=== Data in this exercise ===
══════════════════════════════

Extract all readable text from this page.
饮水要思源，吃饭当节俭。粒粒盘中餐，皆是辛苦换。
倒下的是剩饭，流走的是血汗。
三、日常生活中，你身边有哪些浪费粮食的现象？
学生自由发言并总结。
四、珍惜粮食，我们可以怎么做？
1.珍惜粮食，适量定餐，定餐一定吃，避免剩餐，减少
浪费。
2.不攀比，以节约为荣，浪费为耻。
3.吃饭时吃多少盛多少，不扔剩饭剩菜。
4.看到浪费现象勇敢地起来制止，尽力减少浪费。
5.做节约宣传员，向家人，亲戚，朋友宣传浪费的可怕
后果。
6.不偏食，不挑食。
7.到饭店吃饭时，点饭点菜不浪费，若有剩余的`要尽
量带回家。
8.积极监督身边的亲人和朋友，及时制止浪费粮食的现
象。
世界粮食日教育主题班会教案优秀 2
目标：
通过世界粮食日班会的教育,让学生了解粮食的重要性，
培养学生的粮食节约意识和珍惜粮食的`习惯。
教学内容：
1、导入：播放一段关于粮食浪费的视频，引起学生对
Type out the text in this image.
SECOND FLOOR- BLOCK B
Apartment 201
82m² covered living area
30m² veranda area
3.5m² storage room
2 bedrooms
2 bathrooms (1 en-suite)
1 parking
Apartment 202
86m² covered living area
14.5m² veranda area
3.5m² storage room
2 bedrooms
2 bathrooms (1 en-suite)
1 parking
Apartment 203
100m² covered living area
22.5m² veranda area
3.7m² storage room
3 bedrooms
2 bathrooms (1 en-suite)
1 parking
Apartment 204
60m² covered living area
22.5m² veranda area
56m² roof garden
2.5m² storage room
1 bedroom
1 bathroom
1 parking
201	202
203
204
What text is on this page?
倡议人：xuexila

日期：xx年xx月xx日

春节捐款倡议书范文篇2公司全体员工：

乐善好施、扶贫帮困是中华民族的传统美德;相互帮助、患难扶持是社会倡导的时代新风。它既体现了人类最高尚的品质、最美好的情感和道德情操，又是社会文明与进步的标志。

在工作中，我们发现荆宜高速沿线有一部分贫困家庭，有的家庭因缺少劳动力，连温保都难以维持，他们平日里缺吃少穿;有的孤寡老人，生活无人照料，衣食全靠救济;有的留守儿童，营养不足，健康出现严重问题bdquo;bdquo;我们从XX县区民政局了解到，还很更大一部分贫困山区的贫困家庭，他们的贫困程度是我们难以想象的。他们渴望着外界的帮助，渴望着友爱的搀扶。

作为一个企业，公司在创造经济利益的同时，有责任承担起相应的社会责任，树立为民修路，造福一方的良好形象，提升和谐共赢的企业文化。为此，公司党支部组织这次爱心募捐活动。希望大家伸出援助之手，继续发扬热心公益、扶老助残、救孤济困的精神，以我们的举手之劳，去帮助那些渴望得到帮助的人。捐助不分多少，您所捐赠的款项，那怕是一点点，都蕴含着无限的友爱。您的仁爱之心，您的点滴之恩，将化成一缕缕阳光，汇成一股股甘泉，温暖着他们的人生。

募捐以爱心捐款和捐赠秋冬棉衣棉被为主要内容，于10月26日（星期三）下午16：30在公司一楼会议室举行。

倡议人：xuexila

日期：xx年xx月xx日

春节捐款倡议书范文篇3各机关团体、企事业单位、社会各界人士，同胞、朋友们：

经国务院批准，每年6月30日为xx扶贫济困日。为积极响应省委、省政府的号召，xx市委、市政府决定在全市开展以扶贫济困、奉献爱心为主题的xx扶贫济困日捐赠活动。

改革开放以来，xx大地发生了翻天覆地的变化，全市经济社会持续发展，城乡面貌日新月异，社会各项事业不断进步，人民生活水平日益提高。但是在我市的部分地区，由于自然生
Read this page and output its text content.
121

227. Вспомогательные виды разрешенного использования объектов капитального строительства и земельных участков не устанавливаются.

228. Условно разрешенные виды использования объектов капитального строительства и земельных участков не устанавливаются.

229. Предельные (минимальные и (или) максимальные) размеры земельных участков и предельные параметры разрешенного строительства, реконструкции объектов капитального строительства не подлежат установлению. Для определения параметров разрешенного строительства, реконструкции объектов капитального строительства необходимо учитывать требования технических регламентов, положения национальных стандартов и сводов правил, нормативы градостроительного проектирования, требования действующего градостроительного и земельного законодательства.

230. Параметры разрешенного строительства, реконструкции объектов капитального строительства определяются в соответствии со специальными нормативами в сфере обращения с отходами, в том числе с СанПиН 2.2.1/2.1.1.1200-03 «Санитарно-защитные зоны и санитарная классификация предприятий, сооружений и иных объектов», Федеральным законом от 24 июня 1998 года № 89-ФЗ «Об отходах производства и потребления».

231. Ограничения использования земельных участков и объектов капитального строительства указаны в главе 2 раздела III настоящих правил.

══════════════════════════════

=== Set exercise ===
Each line of the listing should be echoed back exactly.

=== Task result ===
Extract all readable text from this page.
饮水要思源，吃饭当节俭。粒粒盘中餐，皆是辛苦换。
倒下的是剩饭，流走的是血汗。
三、日常生活中，你身边有哪些浪费粮食的现象？
学生自由发言并总结。
四、珍惜粮食，我们可以怎么做？
1.珍惜粮食，适量定餐，定餐一定吃，避免剩餐，减少
浪费。
2.不攀比，以节约为荣，浪费为耻。
3.吃饭时吃多少盛多少，不扔剩饭剩菜。
4.看到浪费现象勇敢地起来制止，尽力减少浪费。
5.做节约宣传员，向家人，亲戚，朋友宣传浪费的可怕
后果。
6.不偏食，不挑食。
7.到饭店吃饭时，点饭点菜不浪费，若有剩余的`要尽
量带回家。
8.积极监督身边的亲人和朋友，及时制止浪费粮食的现
象。
世界粮食日教育主题班会教案优秀 2
目标：
通过世界粮食日班会的教育,让学生了解粮食的重要性，
培养学生的粮食节约意识和珍惜粮食的`习惯。
教学内容：
1、导入：播放一段关于粮食浪费的视频，引起学生对
Type out the text in this image.
SECOND FLOOR- BLOCK B
Apartment 201
82m² covered living area
30m² veranda area
3.5m² storage room
2 bedrooms
2 bathrooms (1 en-suite)
1 parking
Apartment 202
86m² covered living area
14.5m² veranda area
3.5m² storage room
2 bedrooms
2 bathrooms (1 en-suite)
1 parking
Apartment 203
100m² covered living area
22.5m² veranda area
3.7m² storage room
3 bedrooms
2 bathrooms (1 en-suite)
1 parking
Apartment 204
60m² covered living area
22.5m² veranda area
56m² roof garden
2.5m² storage room
1 bedroom
1 bathroom
1 parking
201	202
203
204
What text is on this page?
倡议人：xuexila

日期：xx年xx月xx日

春节捐款倡议书范文篇2公司全体员工：

乐善好施、扶贫帮困是中华民族的传统美德;相互帮助、患难扶持是社会倡导的时代新风。它既体现了人类最高尚的品质、最美好的情感和道德情操，又是社会文明与进步的标志。

在工作中，我们发现荆宜高速沿线有一部分贫困家庭，有的家庭因缺少劳动力，连温保都难以维持，他们平日里缺吃少穿;有的孤寡老人，生活无人照料，衣食全靠救济;有的留守儿童，营养不足，健康出现严重问题bdquo;bdquo;我们从XX县区民政局了解到，还很更大一部分贫困山区的贫困家庭，他们的贫困程度是我们难以想象的。他们渴望着外界的帮助，渴望着友爱的搀扶。

作为一个企业，公司在创造经济利益的同时，有责任承担起相应的社会责任，树立为民修路，造福一方的良好形象，提升和谐共赢的企业文化。为此，公司党支部组织这次爱心募捐活动。希望大家伸出援助之手，继续发扬热心公益、扶老助残、救孤济困的精神，以我们的举手之劳，去帮助那些渴望得到帮助的人。捐助不分多少，您所捐赠的款项，那怕是一点点，都蕴含着无限的友爱。您的仁爱之心，您的点滴之恩，将化成一缕缕阳光，汇成一股股甘泉，温暖着他们的人生。

募捐以爱心捐款和捐赠秋冬棉衣棉被为主要内容，于10月26日（星期三）下午16：30在公司一楼会议室举行。

倡议人：xuexila

日期：xx年xx月xx日

春节捐款倡议书范文篇3各机关团体、企事业单位、社会各界人士，同胞、朋友们：

经国务院批准，每年6月30日为xx扶贫济困日。为积极响应省委、省政府的号召，xx市委、市政府决定在全市开展以扶贫济困、奉献爱心为主题的xx扶贫济困日捐赠活动。

改革开放以来，xx大地发生了翻天覆地的变化，全市经济社会持续发展，城乡面貌日新月异，社会各项事业不断进步，人民生活水平日益提高。但是在我市的部分地区，由于自然生
Read this page and output its text content.
121

227. Вспомогательные виды разрешенного использования объектов капитального строительства и земельных участков не устанавливаются.

228. Условно разрешенные виды использования объектов капитального строительства и земельных участков не устанавливаются.

229. Предельные (минимальные и (или) максимальные) размеры земельных участков и предельные параметры разрешенного строительства, реконструкции объектов капитального строительства не подлежат установлению. Для определения параметров разрешенного строительства, реконструкции объектов капитального строительства необходимо учитывать требования технических регламентов, положения национальных стандартов и сводов правил, нормативы градостроительного проектирования, требования действующего градостроительного и земельного законодательства.

230. Параметры разрешенного строительства, реконструкции объектов капитального строительства определяются в соответствии со специальными нормативами в сфере обращения с отходами, в том числе с СанПиН 2.2.1/2.1.1.1200-03 «Санитарно-защитные зоны и санитарная классификация предприятий, сооружений и иных объектов», Федеральным законом от 24 июня 1998 года № 89-ФЗ «Об отходах производства и потребления».

231. Ограничения использования земельных участков и объектов капитального строительства указаны в главе 2 раздела III настоящих правил.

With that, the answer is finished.